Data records
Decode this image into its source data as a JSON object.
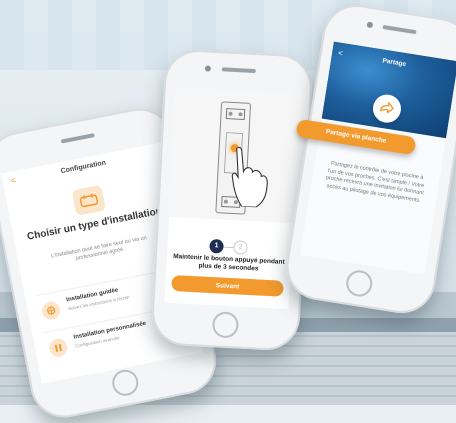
{
  "phone1": {
    "header": "Configuration",
    "back_glyph": "<",
    "title": "Choisir un type d'installation",
    "description": "L'installation peut se faire seul ou via un professionnel agréé.",
    "options": [
      {
        "title": "Installation guidée",
        "subtitle": "Suivez les instructions à l'écran",
        "selected": true
      },
      {
        "title": "Installation personnalisée",
        "subtitle": "Configuration avancée",
        "selected": false
      }
    ]
  },
  "phone2": {
    "step1": "1",
    "step2": "2",
    "instruction": "Maintenir le bouton appuyé pendant plus de 3 secondes",
    "button": "Suivant"
  },
  "phone3": {
    "back_glyph": "<",
    "title": "Partage",
    "pill": "Partage via planche",
    "description": "Partagez le contrôle de votre piscine à l'un de vos proches. C'est simple ! Votre proche recevra une invitation lui donnant accès au pilotage de vos équipements."
  },
  "colors": {
    "accent": "#f29a2e",
    "navy": "#1f2d52",
    "header_blue": "#1e5f9c"
  }
}
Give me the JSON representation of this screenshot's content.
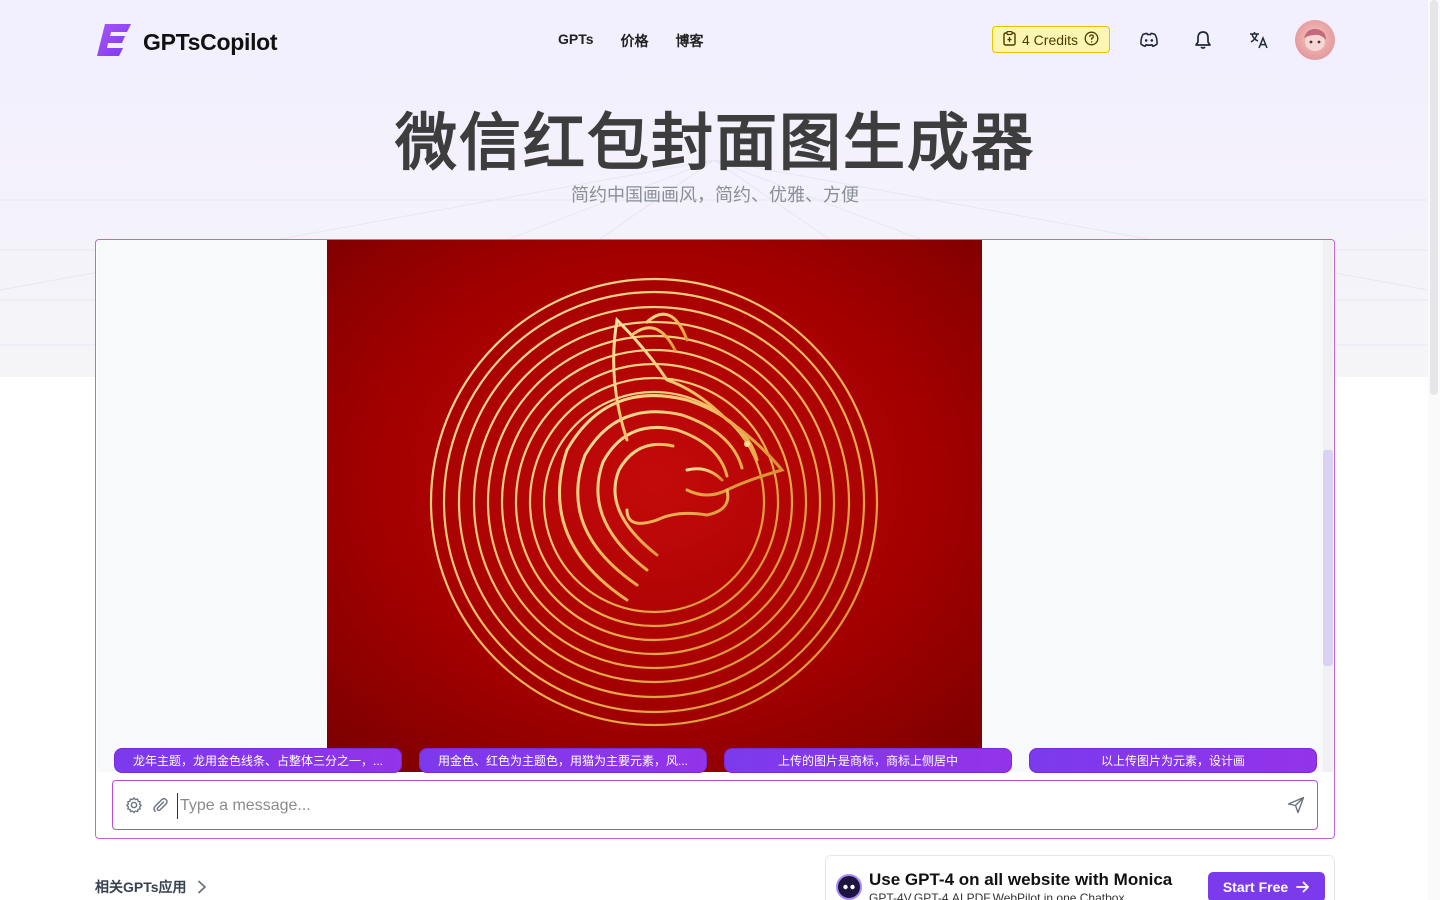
{
  "app": {
    "name": "GPTsCopilot"
  },
  "nav": {
    "gpts": "GPTs",
    "pricing": "价格",
    "blog": "博客"
  },
  "credits": {
    "label": "4 Credits"
  },
  "hero": {
    "title": "微信红包封面图生成器",
    "subtitle": "简约中国画画风，简约、优雅、方便"
  },
  "suggestions": [
    "龙年主题，龙用金色线条、占整体三分之一，...",
    "用金色、红色为主题色，用猫为主要元素，风...",
    "上传的图片是商标，商标上侧居中",
    "以上传图片为元素，设计画"
  ],
  "input": {
    "placeholder": "Type a message..."
  },
  "related": {
    "label": "相关GPTs应用"
  },
  "promo": {
    "title": "Use GPT-4 on all website with Monica",
    "subtitle": "GPT-4V,GPT-4,AI PDF,WebPilot in one Chatbox",
    "button": "Start Free"
  },
  "colors": {
    "accent": "#7c3aed",
    "frame_border": "#c364d8",
    "credits_bg": "#fdf6b2",
    "dragon_bg": "#b00000",
    "gold": "#f2c572"
  },
  "icons": [
    "logo-icon",
    "credits-icon",
    "help-icon",
    "discord-icon",
    "bell-icon",
    "translate-icon",
    "settings-icon",
    "paperclip-icon",
    "send-icon",
    "chevron-right-icon",
    "monica-logo-icon",
    "arrow-right-icon"
  ]
}
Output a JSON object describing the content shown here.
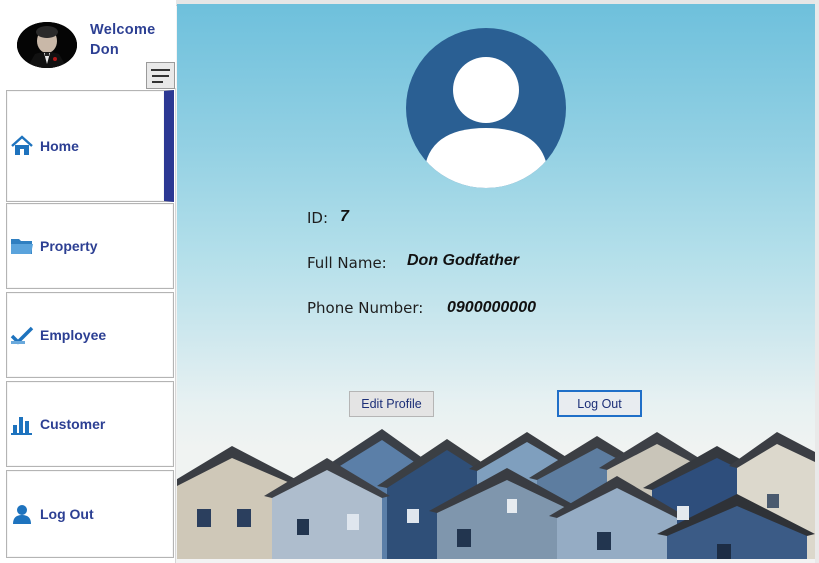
{
  "sidebar": {
    "welcome_line1": "Welcome",
    "welcome_line2": "Don",
    "items": [
      {
        "label": "Home",
        "icon": "home-icon",
        "active": true
      },
      {
        "label": "Property",
        "icon": "folder-icon"
      },
      {
        "label": "Employee",
        "icon": "checkmark-icon"
      },
      {
        "label": "Customer",
        "icon": "bar-chart-icon"
      },
      {
        "label": "Log Out",
        "icon": "user-icon"
      }
    ]
  },
  "profile": {
    "id_label": "ID:",
    "id_value": "7",
    "name_label": "Full Name:",
    "name_value": "Don Godfather",
    "phone_label": "Phone Number:",
    "phone_value": "0900000000"
  },
  "actions": {
    "edit_label": "Edit Profile",
    "logout_label": "Log Out"
  },
  "colors": {
    "accent": "#2c3f93",
    "avatar_bg": "#2a5f93",
    "active_bar": "#2c3893",
    "logout_border": "#1f6fc8"
  }
}
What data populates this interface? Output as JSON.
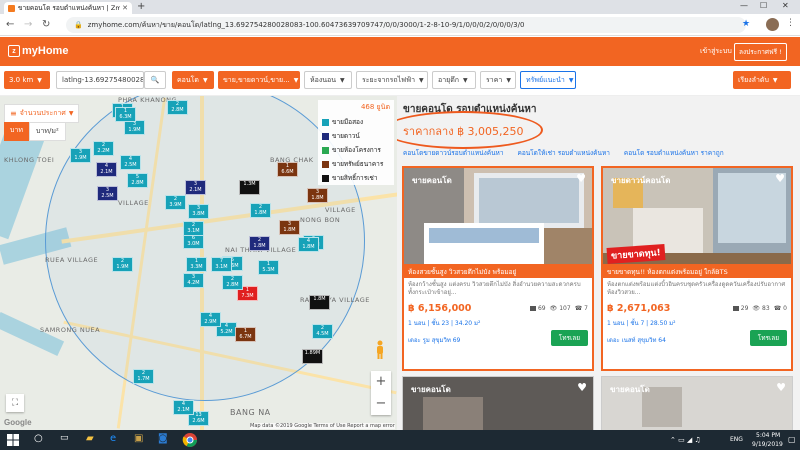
{
  "browser": {
    "tab_title": "ขายคอนโด รอบตำแหน่งค้นหา | Zmy...",
    "url": "zmyhome.com/ค้นหา/ขาย/คอนโด/latlng_13.692754280028083-100.60473639709747/0/0/3000/1-2-8-10-9/1/0/0/0/2/0/0/0/3/0"
  },
  "header": {
    "logo_text": "myHome",
    "login": "เข้าสู่ระบบ",
    "post_free": "ลงประกาศฟรี !"
  },
  "filters": {
    "distance": "3.0 km",
    "location": "latlng-13.6927548002800",
    "type": "คอนโด",
    "sale_status": "ขาย,ขายดาวน์,ขาย...",
    "bedrooms": "ห้องนอน",
    "transit": "ระยะจากรถไฟฟ้า",
    "building_age": "อายุตึก",
    "price": "ราคา",
    "recommended": "ทรัพย์แนะนำ",
    "sort": "เรียงลำดับ"
  },
  "map": {
    "toggle": "จำนวนประกาศ",
    "unit_baht": "บาท",
    "unit_sqm": "บาท/ม²",
    "legend_count": "468 ยูนิต",
    "legend": [
      {
        "label": "ขายมือสอง",
        "color": "#17a2b8"
      },
      {
        "label": "ขายดาวน์",
        "color": "#1f2a7c"
      },
      {
        "label": "ขายห้องโครงการ",
        "color": "#2aa952"
      },
      {
        "label": "ขายทรัพย์ธนาคาร",
        "color": "#7b3510"
      },
      {
        "label": "ขายสิทธิ์การเช่า",
        "color": "#111111"
      }
    ],
    "labels": {
      "phra_khanong": "PHRA KHANONG",
      "khlong_toei": "KHLONG TOEI",
      "bang_chak": "BANG CHAK",
      "village1": "VILLAGE",
      "village2": "VILLAGE",
      "nong_bon": "NONG BON",
      "bang_na": "BANG NA",
      "rangsiya_village": "RANGSIYA VILLAGE",
      "nai_thani_village": "NAI THANI VILLAGE",
      "ruea_village": "RUEA VILLAGE",
      "samrong_nuea": "SAMRONG NUEA",
      "google": "Google",
      "attribution": "Map data ©2019 Google   Terms of Use   Report a map error"
    },
    "pins": [
      {
        "c": "teal",
        "n": "1",
        "p": "3.8M"
      },
      {
        "c": "teal",
        "n": "2",
        "p": "2.8M"
      },
      {
        "c": "teal",
        "n": "3",
        "p": "1.9M"
      },
      {
        "c": "teal",
        "n": "1",
        "p": "6.3M"
      },
      {
        "c": "teal",
        "n": "2",
        "p": "2.2M"
      },
      {
        "c": "teal",
        "n": "3",
        "p": "1.9M"
      },
      {
        "c": "teal",
        "n": "4",
        "p": "2.5M"
      },
      {
        "c": "navy",
        "n": "4",
        "p": "2.1M"
      },
      {
        "c": "navy",
        "n": "3",
        "p": "2.5M"
      },
      {
        "c": "teal",
        "n": "5",
        "p": "2.8M"
      },
      {
        "c": "teal",
        "n": "2",
        "p": "3.9M"
      },
      {
        "c": "brown",
        "n": "1",
        "p": "6.6M"
      },
      {
        "c": "brown",
        "n": "3",
        "p": "1.8M"
      },
      {
        "c": "brown",
        "n": "3",
        "p": "1.8M"
      },
      {
        "c": "teal",
        "n": "6",
        "p": "3.0M"
      },
      {
        "c": "teal",
        "n": "3",
        "p": "3.8M"
      },
      {
        "c": "teal",
        "n": "2",
        "p": "3.1M"
      },
      {
        "c": "black",
        "n": "",
        "p": "1.3M"
      },
      {
        "c": "teal",
        "n": "2",
        "p": "1.8M"
      },
      {
        "c": "teal",
        "n": "1",
        "p": "3.3M"
      },
      {
        "c": "red",
        "n": "1",
        "p": "7.3M"
      },
      {
        "c": "teal",
        "n": "5",
        "p": "2.6M"
      },
      {
        "c": "teal",
        "n": "3",
        "p": "4.2M"
      },
      {
        "c": "teal",
        "n": "2",
        "p": "1.8M"
      },
      {
        "c": "teal",
        "n": "2",
        "p": "1.9M"
      },
      {
        "c": "teal",
        "n": "7",
        "p": "3.1M"
      },
      {
        "c": "teal",
        "n": "4",
        "p": "5.2M"
      },
      {
        "c": "black",
        "n": "",
        "p": "1.8M"
      },
      {
        "c": "brown",
        "n": "1",
        "p": "6.7M"
      },
      {
        "c": "teal",
        "n": "2",
        "p": "1.7M"
      },
      {
        "c": "teal",
        "n": "4",
        "p": "2.9M"
      },
      {
        "c": "teal",
        "n": "13",
        "p": "2.6M"
      },
      {
        "c": "teal",
        "n": "4",
        "p": "2.1M"
      },
      {
        "c": "teal",
        "n": "2",
        "p": "2.8M"
      },
      {
        "c": "teal",
        "n": "1",
        "p": "5.3M"
      },
      {
        "c": "navy",
        "n": "3",
        "p": "2.1M"
      },
      {
        "c": "teal",
        "n": "4",
        "p": "1.8M"
      },
      {
        "c": "black",
        "n": "",
        "p": "1.89M"
      },
      {
        "c": "teal",
        "n": "2",
        "p": "4.5M"
      },
      {
        "c": "navy",
        "n": "2",
        "p": "1.8M"
      }
    ]
  },
  "panel": {
    "title": "ขายคอนโด รอบตำแหน่งค้นหา",
    "median": "ราคากลาง ฿ 3,005,250",
    "links": [
      "คอนโดขายดาวน์รอบตำแหน่งค้นหา",
      "คอนโดให้เช่า รอบตำแหน่งค้นหา",
      "คอนโด รอบตำแหน่งค้นหา ราคาถูก"
    ]
  },
  "cards": [
    {
      "tag": "ขายคอนโด",
      "banner": "ห้องสวยชั้นสูง วิวสวยตึกไม่บัง พร้อมอยู่",
      "desc": "ห้องกว้างชั้นสูง แต่งครบ วิวสวยตึกไม่บัง สิ่งอำนวยความสะดวกครบ ทั้งกระเป๋าเข้าอยู่...",
      "price": "฿ 6,156,000",
      "photos": "69",
      "views": "107",
      "calls": "7",
      "meta": "1 นอน | ชั้น 23 | 34.20 ม²",
      "loc": "เดอะ รูม สุขุมวิท 69",
      "call_btn": "โทรเลย"
    },
    {
      "tag": "ขายดาวน์คอนโด",
      "ribbon": "ขายขาดทุน!",
      "banner": "ขายขาดทุน!! ห้องตกแต่งพร้อมอยู่ ใกล้BTS",
      "desc": "ห้องตกแต่งพร้อมแต่งบิ้วอินครบชุดครัวเครื่องดูดควันเครื่องปรับอากาศ ห้องวิวสวย...",
      "price": "฿ 2,671,063",
      "photos": "29",
      "views": "83",
      "calls": "0",
      "meta": "1 นอน | ชั้น 7 | 28.50 ม²",
      "loc": "เดอะ เนสท์ สุขุมวิท 64",
      "call_btn": "โทรเลย"
    }
  ],
  "more_cards": [
    {
      "tag": "ขายคอนโด"
    },
    {
      "tag": "ขายคอนโด"
    }
  ],
  "taskbar": {
    "time": "5:04 PM",
    "date": "9/19/2019",
    "lang": "ENG"
  }
}
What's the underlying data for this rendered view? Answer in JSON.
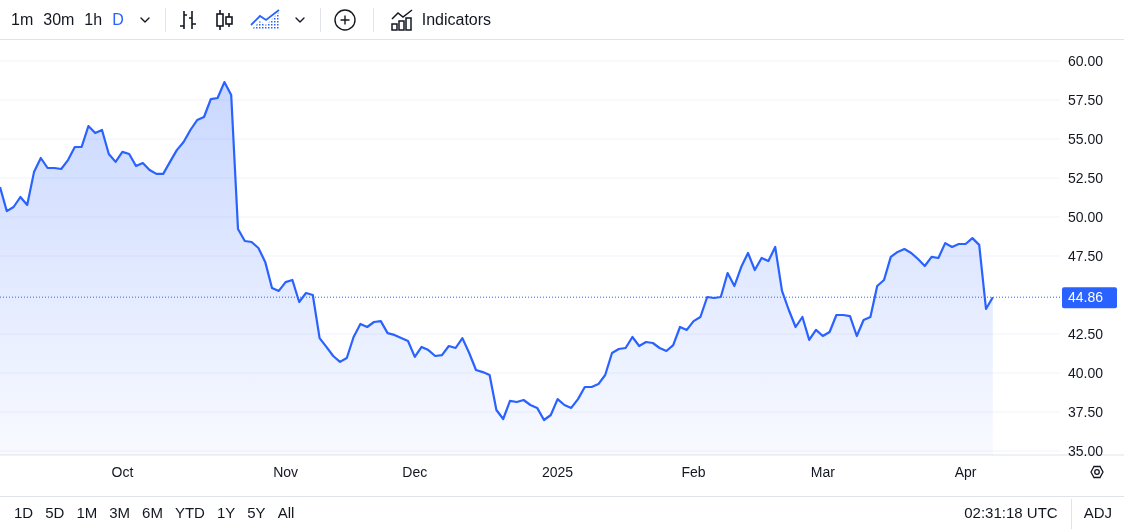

WHAT THE TASK ASKS: From the listing above, copy every line that holds the string "banner".

SOLUTION TO THIS PROBLEM:
      "banner": "ห้องสวยชั้นสูง วิวสวยตึกไม่บัง พร้อมอยู่",
      "banner": "ขายขาดทุน!! ห้องตกแต่งพร้อมอยู่ ใกล้BTS",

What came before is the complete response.